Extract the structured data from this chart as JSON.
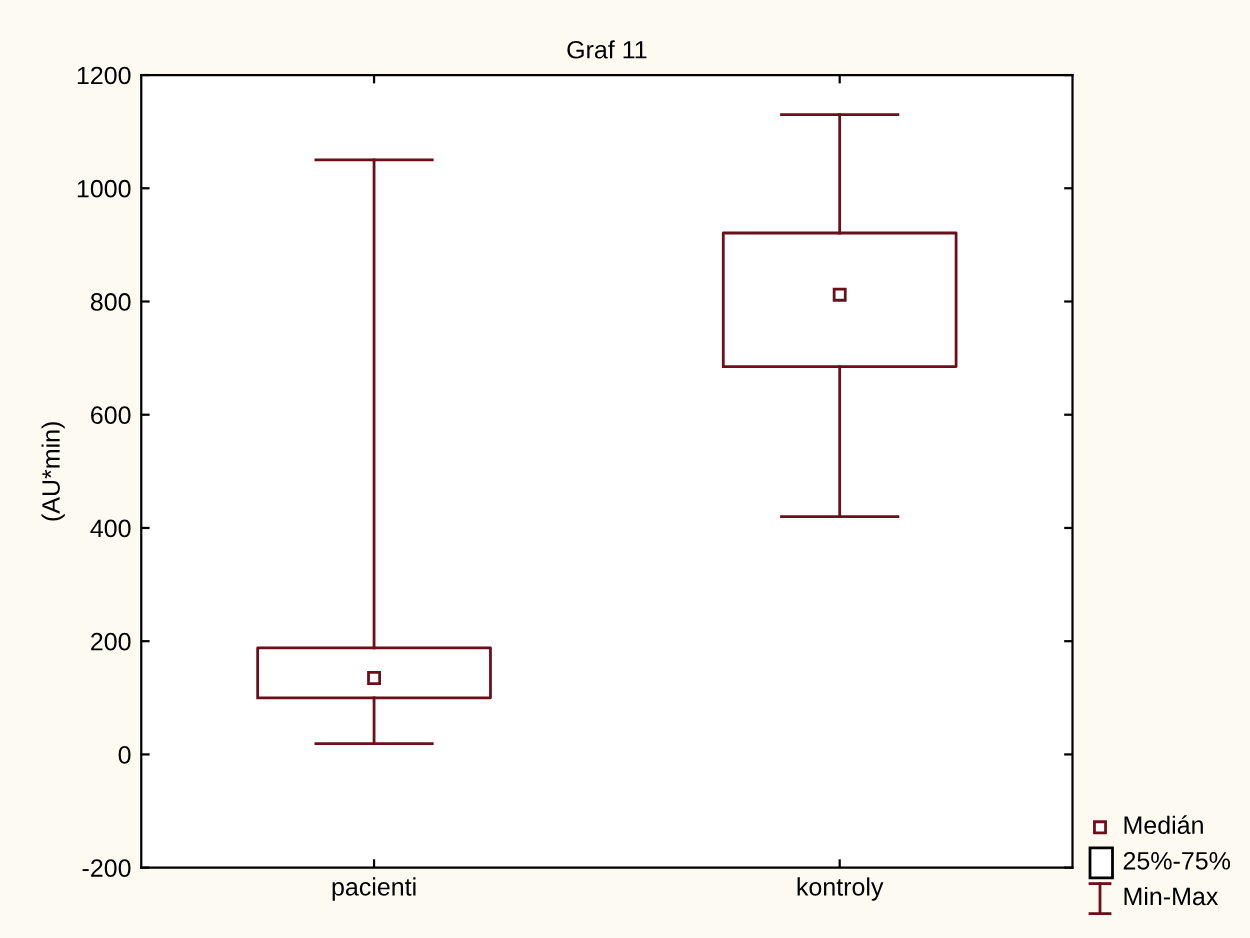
{
  "chart_data": {
    "type": "box",
    "title": "Graf 11",
    "ylabel": "(AU*min)",
    "categories": [
      "pacienti",
      "kontroly"
    ],
    "boxes": [
      {
        "low": 19,
        "q1": 100,
        "median": 135,
        "q3": 188,
        "high": 1050
      },
      {
        "low": 420,
        "q1": 685,
        "median": 812,
        "q3": 921,
        "high": 1130
      }
    ],
    "color": "#6b0f1a",
    "ylim": [
      -200,
      1200
    ],
    "yticks": [
      -200,
      0,
      200,
      400,
      600,
      800,
      1000,
      1200
    ],
    "grid": false,
    "marker": "square",
    "annotations": [
      "Medián",
      "25%-75%",
      "Min-Max"
    ]
  }
}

TO BE DONE. Go through the entries above and output them exactly, without pictures.

EXPECTED ANSWER.
Extract the structured data from this chart as JSON.
{
  "chart_data": {
    "type": "box",
    "title": "Graf 11",
    "ylabel": "(AU*min)",
    "categories": [
      "pacienti",
      "kontroly"
    ],
    "boxes": [
      {
        "low": 19,
        "q1": 100,
        "median": 135,
        "q3": 188,
        "high": 1050
      },
      {
        "low": 420,
        "q1": 685,
        "median": 812,
        "q3": 921,
        "high": 1130
      }
    ],
    "color": "#6b0f1a",
    "ylim": [
      -200,
      1200
    ],
    "yticks": [
      -200,
      0,
      200,
      400,
      600,
      800,
      1000,
      1200
    ],
    "grid": false,
    "marker": "square",
    "annotations": [
      "Medián",
      "25%-75%",
      "Min-Max"
    ]
  }
}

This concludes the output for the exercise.